(Stored data)
------------------------------------

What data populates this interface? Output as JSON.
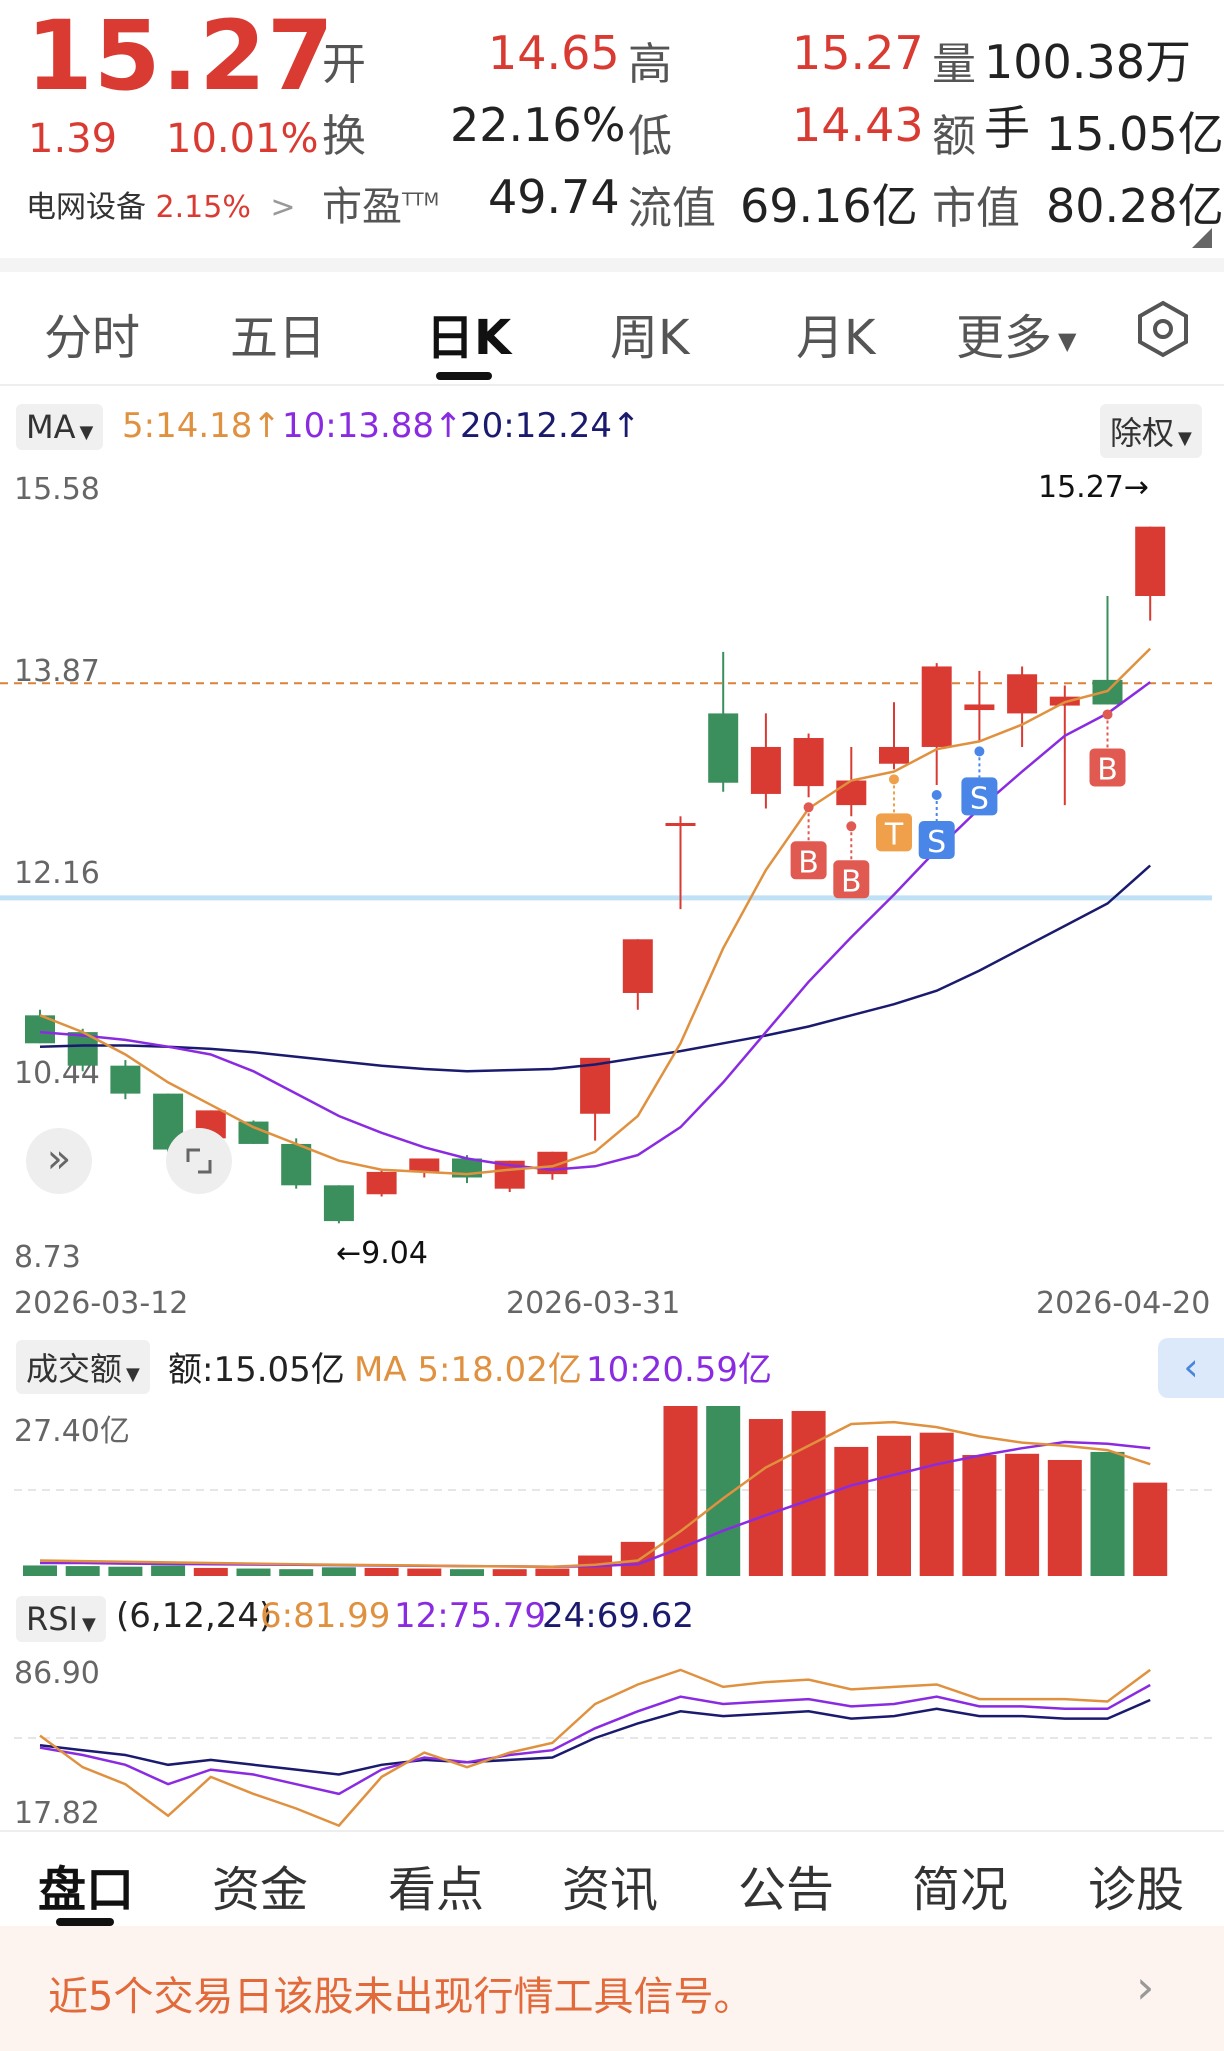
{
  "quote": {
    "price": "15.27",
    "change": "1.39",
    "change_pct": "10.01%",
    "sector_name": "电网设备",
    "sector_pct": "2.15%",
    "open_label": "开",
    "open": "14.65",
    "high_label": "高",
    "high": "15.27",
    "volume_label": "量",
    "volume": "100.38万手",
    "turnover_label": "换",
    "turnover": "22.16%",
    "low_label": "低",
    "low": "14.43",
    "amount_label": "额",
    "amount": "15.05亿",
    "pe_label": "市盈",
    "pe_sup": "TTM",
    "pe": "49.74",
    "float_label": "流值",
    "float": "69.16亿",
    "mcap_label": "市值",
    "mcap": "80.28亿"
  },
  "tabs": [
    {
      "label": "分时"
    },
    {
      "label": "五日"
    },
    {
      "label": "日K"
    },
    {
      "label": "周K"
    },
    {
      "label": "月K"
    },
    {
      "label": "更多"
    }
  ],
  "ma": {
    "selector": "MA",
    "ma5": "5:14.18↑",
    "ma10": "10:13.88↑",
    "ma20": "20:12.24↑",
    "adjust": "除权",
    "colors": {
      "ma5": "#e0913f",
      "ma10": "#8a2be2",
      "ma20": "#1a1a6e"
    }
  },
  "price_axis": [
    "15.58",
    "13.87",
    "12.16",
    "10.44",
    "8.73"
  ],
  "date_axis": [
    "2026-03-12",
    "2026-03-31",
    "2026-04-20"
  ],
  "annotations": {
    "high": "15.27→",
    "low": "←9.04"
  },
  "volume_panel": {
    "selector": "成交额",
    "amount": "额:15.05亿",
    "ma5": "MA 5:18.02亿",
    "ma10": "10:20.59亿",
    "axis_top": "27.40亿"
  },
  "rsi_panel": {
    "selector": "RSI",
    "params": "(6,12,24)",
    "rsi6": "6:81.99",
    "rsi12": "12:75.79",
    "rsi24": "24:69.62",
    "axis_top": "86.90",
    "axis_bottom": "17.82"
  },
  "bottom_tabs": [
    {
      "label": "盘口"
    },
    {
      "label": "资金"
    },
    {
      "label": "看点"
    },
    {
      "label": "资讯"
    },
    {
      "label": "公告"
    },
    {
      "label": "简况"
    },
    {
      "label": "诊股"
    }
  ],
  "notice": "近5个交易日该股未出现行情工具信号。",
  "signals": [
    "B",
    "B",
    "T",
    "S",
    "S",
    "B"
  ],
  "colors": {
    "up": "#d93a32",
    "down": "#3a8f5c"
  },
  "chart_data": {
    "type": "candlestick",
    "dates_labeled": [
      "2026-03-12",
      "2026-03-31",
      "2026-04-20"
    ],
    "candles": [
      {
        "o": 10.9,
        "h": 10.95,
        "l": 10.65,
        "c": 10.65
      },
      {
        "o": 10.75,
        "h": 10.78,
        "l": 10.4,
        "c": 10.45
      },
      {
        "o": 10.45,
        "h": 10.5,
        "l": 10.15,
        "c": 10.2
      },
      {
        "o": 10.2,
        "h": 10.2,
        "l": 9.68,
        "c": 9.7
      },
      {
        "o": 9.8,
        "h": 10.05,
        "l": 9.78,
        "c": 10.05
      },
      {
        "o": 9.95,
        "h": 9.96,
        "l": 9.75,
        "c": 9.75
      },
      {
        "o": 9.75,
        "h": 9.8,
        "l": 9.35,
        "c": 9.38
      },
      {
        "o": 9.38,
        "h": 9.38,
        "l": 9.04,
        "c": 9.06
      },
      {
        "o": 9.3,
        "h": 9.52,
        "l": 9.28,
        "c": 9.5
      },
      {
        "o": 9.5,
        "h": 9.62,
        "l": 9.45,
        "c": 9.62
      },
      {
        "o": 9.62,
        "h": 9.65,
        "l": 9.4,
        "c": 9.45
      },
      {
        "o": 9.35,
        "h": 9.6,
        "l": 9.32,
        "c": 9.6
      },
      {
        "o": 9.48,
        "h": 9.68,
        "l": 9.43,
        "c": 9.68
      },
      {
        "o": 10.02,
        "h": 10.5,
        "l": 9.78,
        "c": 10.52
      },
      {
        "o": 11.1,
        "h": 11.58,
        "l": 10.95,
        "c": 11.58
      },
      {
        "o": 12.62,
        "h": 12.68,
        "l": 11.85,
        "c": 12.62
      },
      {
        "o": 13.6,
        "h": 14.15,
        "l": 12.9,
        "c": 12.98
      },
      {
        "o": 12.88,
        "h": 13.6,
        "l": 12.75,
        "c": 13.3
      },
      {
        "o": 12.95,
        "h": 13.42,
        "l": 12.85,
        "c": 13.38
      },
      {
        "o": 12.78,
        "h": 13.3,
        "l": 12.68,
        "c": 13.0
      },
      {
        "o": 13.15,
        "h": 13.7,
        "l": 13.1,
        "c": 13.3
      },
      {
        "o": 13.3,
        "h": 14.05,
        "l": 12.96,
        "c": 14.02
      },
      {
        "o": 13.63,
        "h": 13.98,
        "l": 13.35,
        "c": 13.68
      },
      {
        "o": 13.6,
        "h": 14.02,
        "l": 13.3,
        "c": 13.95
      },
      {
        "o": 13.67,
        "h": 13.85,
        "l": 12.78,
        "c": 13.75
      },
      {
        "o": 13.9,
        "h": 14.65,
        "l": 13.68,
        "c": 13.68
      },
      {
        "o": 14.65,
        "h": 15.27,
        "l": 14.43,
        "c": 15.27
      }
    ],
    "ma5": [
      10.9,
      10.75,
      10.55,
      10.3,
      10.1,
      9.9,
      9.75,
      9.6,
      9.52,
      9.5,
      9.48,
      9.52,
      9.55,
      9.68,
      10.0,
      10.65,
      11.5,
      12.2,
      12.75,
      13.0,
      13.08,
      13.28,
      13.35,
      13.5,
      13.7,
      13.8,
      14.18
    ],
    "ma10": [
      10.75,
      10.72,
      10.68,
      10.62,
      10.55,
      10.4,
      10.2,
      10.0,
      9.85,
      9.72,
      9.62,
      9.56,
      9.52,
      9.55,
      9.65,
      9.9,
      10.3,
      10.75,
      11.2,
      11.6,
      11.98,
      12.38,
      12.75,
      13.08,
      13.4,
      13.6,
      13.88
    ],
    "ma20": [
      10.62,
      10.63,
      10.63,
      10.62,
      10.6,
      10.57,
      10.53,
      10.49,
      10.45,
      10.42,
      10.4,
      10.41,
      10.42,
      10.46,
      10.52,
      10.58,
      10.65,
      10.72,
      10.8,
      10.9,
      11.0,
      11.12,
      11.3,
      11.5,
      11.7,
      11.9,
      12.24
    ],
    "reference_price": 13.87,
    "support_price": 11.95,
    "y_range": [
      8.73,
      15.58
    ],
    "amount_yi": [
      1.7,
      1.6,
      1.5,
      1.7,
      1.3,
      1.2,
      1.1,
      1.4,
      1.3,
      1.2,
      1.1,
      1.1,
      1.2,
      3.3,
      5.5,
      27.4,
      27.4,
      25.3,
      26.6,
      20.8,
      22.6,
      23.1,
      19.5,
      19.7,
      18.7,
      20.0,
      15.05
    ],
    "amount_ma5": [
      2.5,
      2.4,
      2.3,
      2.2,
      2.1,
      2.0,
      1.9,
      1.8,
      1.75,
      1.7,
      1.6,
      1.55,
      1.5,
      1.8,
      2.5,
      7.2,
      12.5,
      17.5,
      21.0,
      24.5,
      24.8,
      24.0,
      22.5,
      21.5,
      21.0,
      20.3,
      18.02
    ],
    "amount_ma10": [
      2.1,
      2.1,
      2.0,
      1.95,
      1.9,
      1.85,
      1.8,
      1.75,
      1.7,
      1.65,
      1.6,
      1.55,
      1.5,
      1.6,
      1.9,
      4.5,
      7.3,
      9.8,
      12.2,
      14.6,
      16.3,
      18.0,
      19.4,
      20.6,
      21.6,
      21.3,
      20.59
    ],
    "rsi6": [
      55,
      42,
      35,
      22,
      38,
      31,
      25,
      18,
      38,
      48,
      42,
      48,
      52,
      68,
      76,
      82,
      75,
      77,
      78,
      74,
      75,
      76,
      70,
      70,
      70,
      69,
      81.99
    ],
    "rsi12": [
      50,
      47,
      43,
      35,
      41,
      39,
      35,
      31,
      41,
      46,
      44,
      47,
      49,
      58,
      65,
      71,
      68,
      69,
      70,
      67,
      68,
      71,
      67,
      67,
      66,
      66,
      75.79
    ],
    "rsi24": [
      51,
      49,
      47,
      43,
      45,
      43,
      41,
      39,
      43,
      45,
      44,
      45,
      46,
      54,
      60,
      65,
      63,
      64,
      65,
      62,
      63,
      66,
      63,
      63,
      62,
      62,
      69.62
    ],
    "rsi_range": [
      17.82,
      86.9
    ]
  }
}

------------------------------------

TO BE DONE:
From the records above, pull out every line containing the word "selector".

SOLUTION TO THIS EXERCISE:
    "selector": "MA",
    "selector": "成交额",
    "selector": "RSI",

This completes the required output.